─── INPUT

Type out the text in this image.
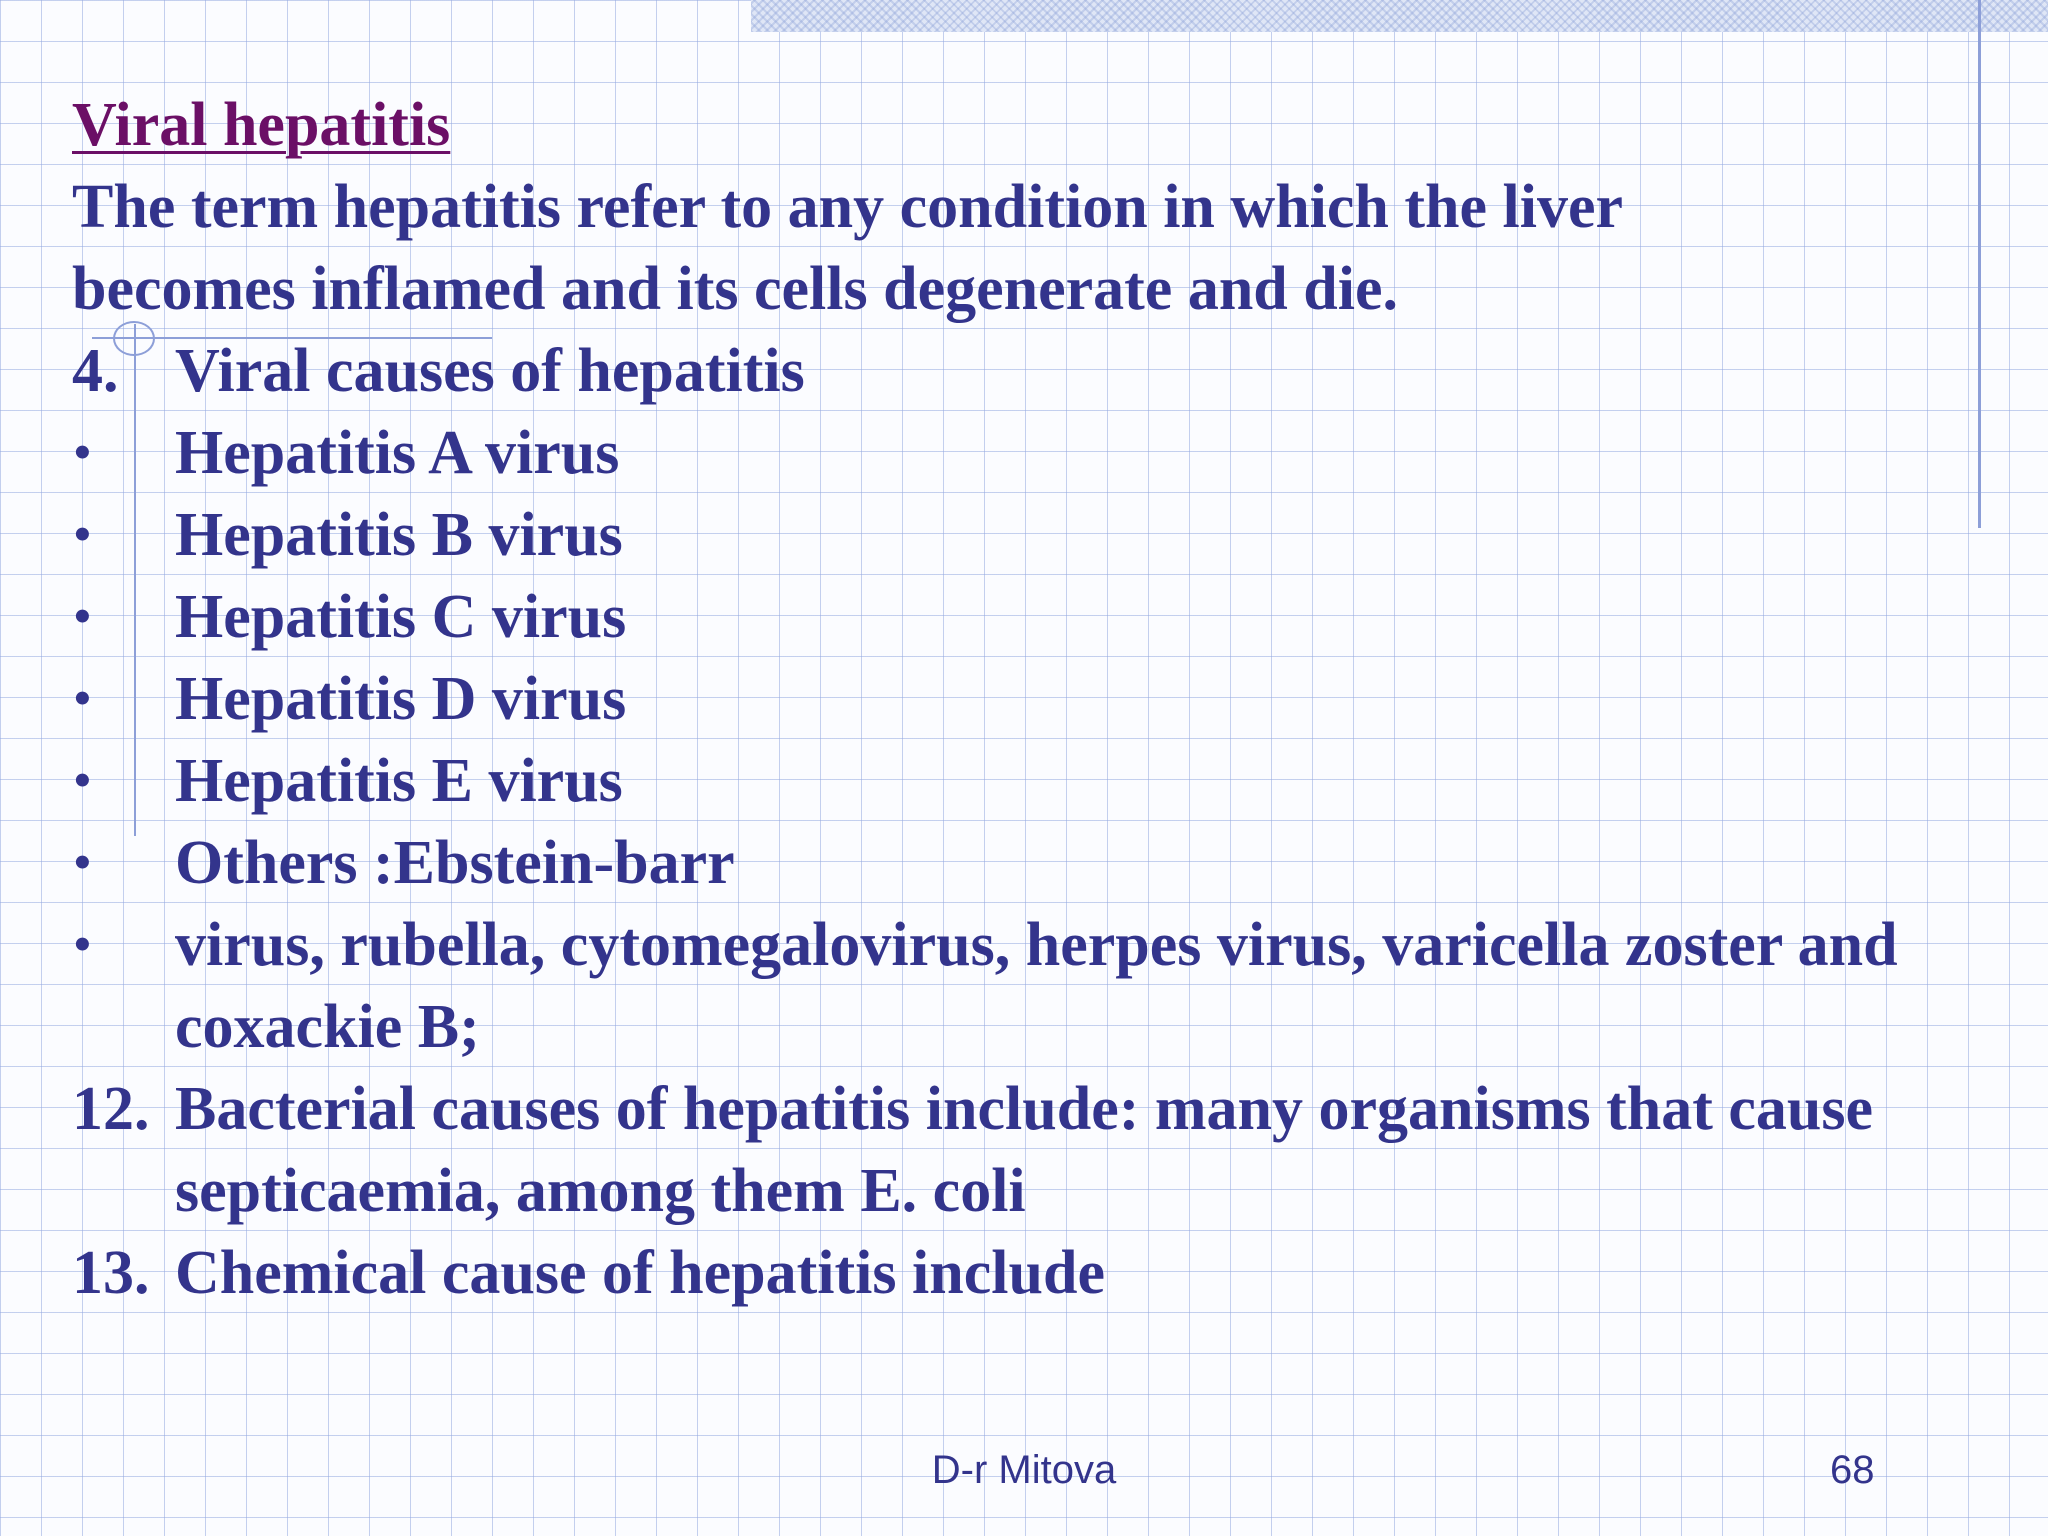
Viral hepatitis
The term hepatitis refer to any condition in which the liver
becomes inflamed and its cells degenerate and die.
4. Viral causes of hepatitis
•	Hepatitis A virus
•	Hepatitis B virus
•	Hepatitis C virus
•	Hepatitis D virus
•	Hepatitis E virus
•	Others :Ebstein-barr
•	virus, rubella, cytomegalovirus, herpes virus, varicella zoster and coxackie B;
12. Bacterial causes of hepatitis include: many organisms that cause septicaemia, among them E. coli
13. Chemical cause of hepatitis include
D-r Mitova	68
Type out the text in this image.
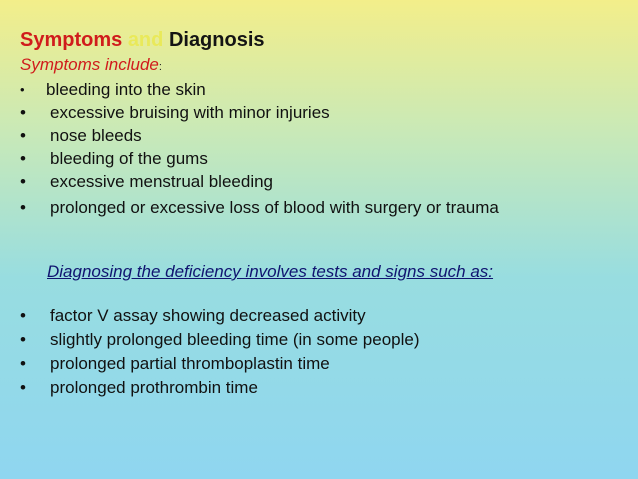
Symptoms and Diagnosis
Symptoms include:
•	bleeding into the skin
•	excessive bruising with minor injuries
•	nose bleeds
•	bleeding of the gums
•	excessive menstrual bleeding
•	prolonged or excessive loss of blood with surgery or trauma
Diagnosing the deficiency involves tests and signs such as:
•	factor V assay showing decreased activity
•	slightly prolonged bleeding time (in some people)
•	prolonged partial thromboplastin time
•	prolonged prothrombin time
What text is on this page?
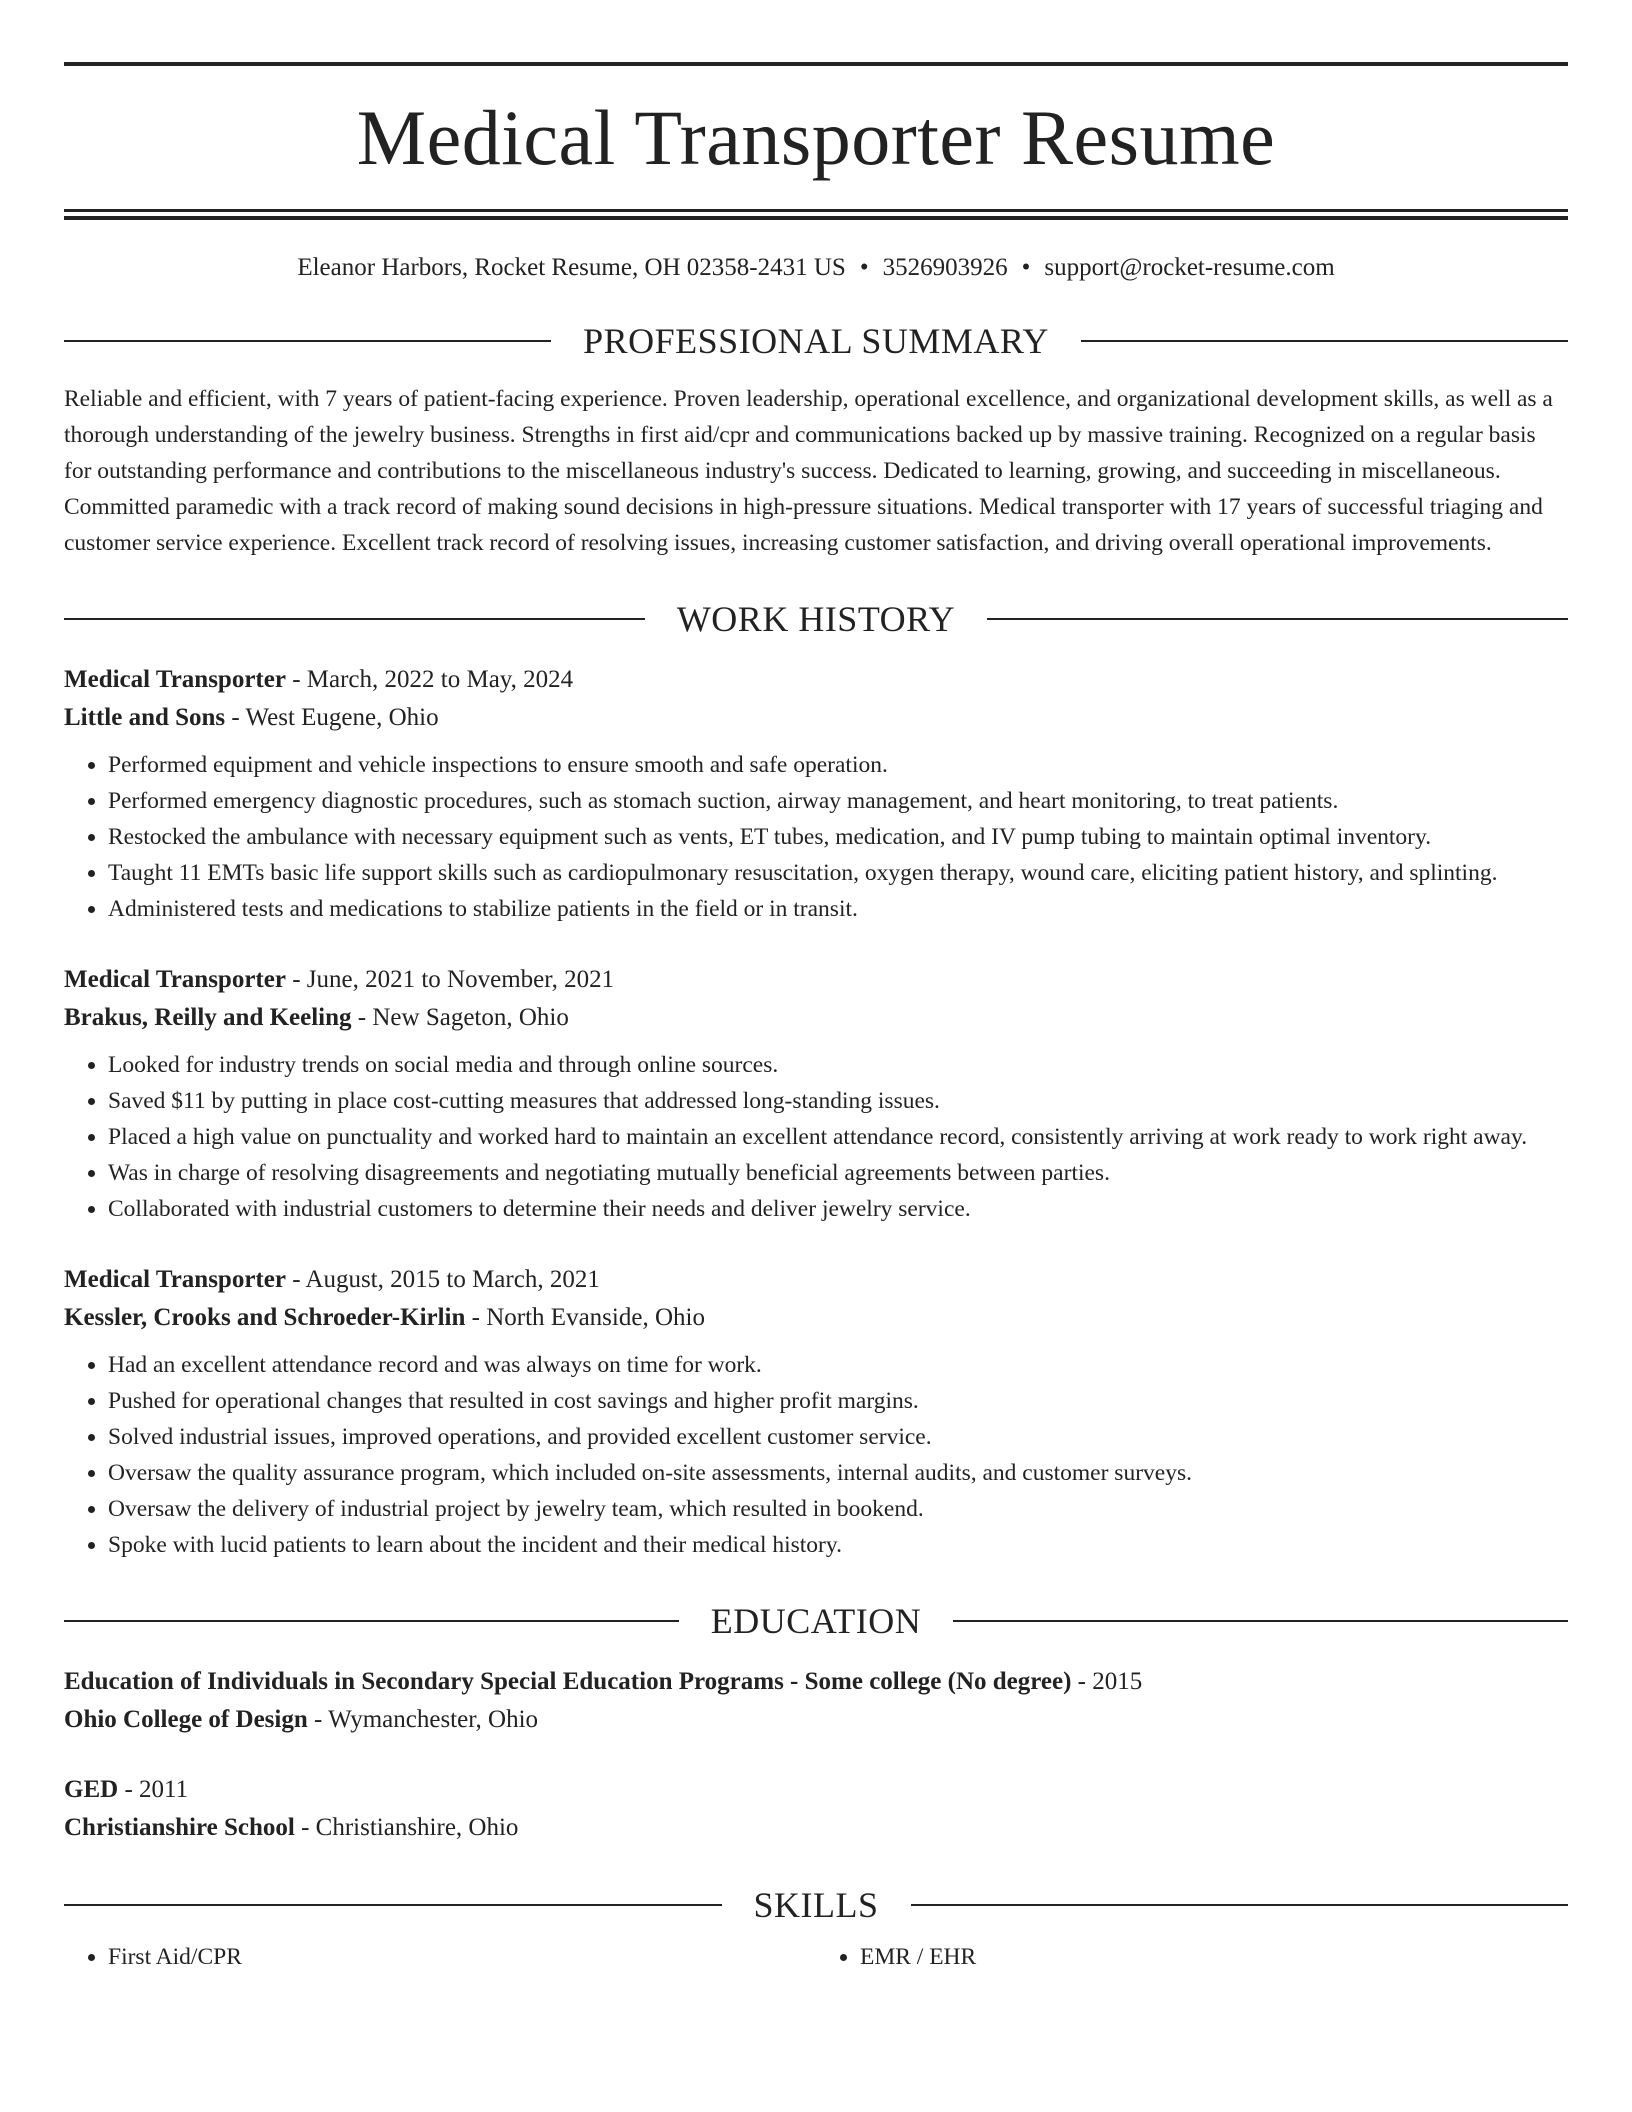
Medical Transporter Resume
Eleanor Harbors, Rocket Resume, OH 02358-2431 US • 3526903926 • support@rocket-resume.com
PROFESSIONAL SUMMARY

Reliable and efficient, with 7 years of patient-facing experience. Proven leadership, operational excellence, and organizational development skills, as well as a thorough understanding of the jewelry business. Strengths in first aid/cpr and communications backed up by massive training. Recognized on a regular basis for outstanding performance and contributions to the miscellaneous industry's success. Dedicated to learning, growing, and succeeding in miscellaneous. Committed paramedic with a track record of making sound decisions in high-pressure situations. Medical transporter with 17 years of successful triaging and customer service experience. Excellent track record of resolving issues, increasing customer satisfaction, and driving overall operational improvements.

WORK HISTORY
Medical Transporter - March, 2022 to May, 2024
Little and Sons - West Eugene, Ohio
• Performed equipment and vehicle inspections to ensure smooth and safe operation.
• Performed emergency diagnostic procedures, such as stomach suction, airway management, and heart monitoring, to treat patients.
• Restocked the ambulance with necessary equipment such as vents, ET tubes, medication, and IV pump tubing to maintain optimal inventory.
• Taught 11 EMTs basic life support skills such as cardiopulmonary resuscitation, oxygen therapy, wound care, eliciting patient history, and splinting.
• Administered tests and medications to stabilize patients in the field or in transit.
Medical Transporter - June, 2021 to November, 2021
Brakus, Reilly and Keeling - New Sageton, Ohio
• Looked for industry trends on social media and through online sources.
• Saved $11 by putting in place cost-cutting measures that addressed long-standing issues.
• Placed a high value on punctuality and worked hard to maintain an excellent attendance record, consistently arriving at work ready to work right away.
• Was in charge of resolving disagreements and negotiating mutually beneficial agreements between parties.
• Collaborated with industrial customers to determine their needs and deliver jewelry service.
Medical Transporter - August, 2015 to March, 2021
Kessler, Crooks and Schroeder-Kirlin - North Evanside, Ohio
• Had an excellent attendance record and was always on time for work.
• Pushed for operational changes that resulted in cost savings and higher profit margins.
• Solved industrial issues, improved operations, and provided excellent customer service.
• Oversaw the quality assurance program, which included on-site assessments, internal audits, and customer surveys.
• Oversaw the delivery of industrial project by jewelry team, which resulted in bookend.
• Spoke with lucid patients to learn about the incident and their medical history.
EDUCATION
Education of Individuals in Secondary Special Education Programs - Some college (No degree) - 2015
Ohio College of Design - Wymanchester, Ohio
GED - 2011
Christianshire School - Christianshire, Ohio
SKILLS
• First Aid/CPR
•	EMR / EHR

──────

THE TASK: Without the pictures, return the whole of the data exactly as given.

ANSWER SPACE:
Type out the text in this image.
Viral hepatitis
The term hepatitis refer to any condition in which the liver
becomes inflamed and its cells degenerate and die.
4. Viral causes of hepatitis
•	Hepatitis A virus
•	Hepatitis B virus
•	Hepatitis C virus
•	Hepatitis D virus
•	Hepatitis E virus
•	Others :Ebstein-barr
•	virus, rubella, cytomegalovirus, herpes virus, varicella zoster and coxackie B;
12. Bacterial causes of hepatitis include: many organisms that cause septicaemia, among them E. coli
13. Chemical cause of hepatitis include
D-r Mitova	68
Type out the text in this image.
Symptoms and Diagnosis
Symptoms include:
•	bleeding into the skin
•	excessive bruising with minor injuries
•	nose bleeds
•	bleeding of the gums
•	excessive menstrual bleeding
•	prolonged or excessive loss of blood with surgery or trauma
Diagnosing the deficiency involves tests and signs such as:
•	factor V assay showing decreased activity
•	slightly prolonged bleeding time (in some people)
•	prolonged partial thromboplastin time
•	prolonged prothrombin time
What text is on this page?
Medical Transporter Resume
Eleanor Harbors, Rocket Resume, OH 02358-2431 US • 3526903926 • support@rocket-resume.com
PROFESSIONAL SUMMARY

Reliable and efficient, with 7 years of patient-facing experience. Proven leadership, operational excellence, and organizational development skills, as well as a thorough understanding of the jewelry business. Strengths in first aid/cpr and communications backed up by massive training. Recognized on a regular basis for outstanding performance and contributions to the miscellaneous industry's success. Dedicated to learning, growing, and succeeding in miscellaneous. Committed paramedic with a track record of making sound decisions in high-pressure situations. Medical transporter with 17 years of successful triaging and customer service experience. Excellent track record of resolving issues, increasing customer satisfaction, and driving overall operational improvements.

WORK HISTORY
Medical Transporter - March, 2022 to May, 2024
Little and Sons - West Eugene, Ohio
• Performed equipment and vehicle inspections to ensure smooth and safe operation.
• Performed emergency diagnostic procedures, such as stomach suction, airway management, and heart monitoring, to treat patients.
• Restocked the ambulance with necessary equipment such as vents, ET tubes, medication, and IV pump tubing to maintain optimal inventory.
• Taught 11 EMTs basic life support skills such as cardiopulmonary resuscitation, oxygen therapy, wound care, eliciting patient history, and splinting.
• Administered tests and medications to stabilize patients in the field or in transit.
Medical Transporter - June, 2021 to November, 2021
Brakus, Reilly and Keeling - New Sageton, Ohio
• Looked for industry trends on social media and through online sources.
• Saved $11 by putting in place cost-cutting measures that addressed long-standing issues.
• Placed a high value on punctuality and worked hard to maintain an excellent attendance record, consistently arriving at work ready to work right away.
• Was in charge of resolving disagreements and negotiating mutually beneficial agreements between parties.
• Collaborated with industrial customers to determine their needs and deliver jewelry service.
Medical Transporter - August, 2015 to March, 2021
Kessler, Crooks and Schroeder-Kirlin - North Evanside, Ohio
• Had an excellent attendance record and was always on time for work.
• Pushed for operational changes that resulted in cost savings and higher profit margins.
• Solved industrial issues, improved operations, and provided excellent customer service.
• Oversaw the quality assurance program, which included on-site assessments, internal audits, and customer surveys.
• Oversaw the delivery of industrial project by jewelry team, which resulted in bookend.
• Spoke with lucid patients to learn about the incident and their medical history.
EDUCATION
Education of Individuals in Secondary Special Education Programs - Some college (No degree) - 2015
Ohio College of Design - Wymanchester, Ohio
GED - 2011
Christianshire School - Christianshire, Ohio
SKILLS
• First Aid/CPR
•	EMR / EHR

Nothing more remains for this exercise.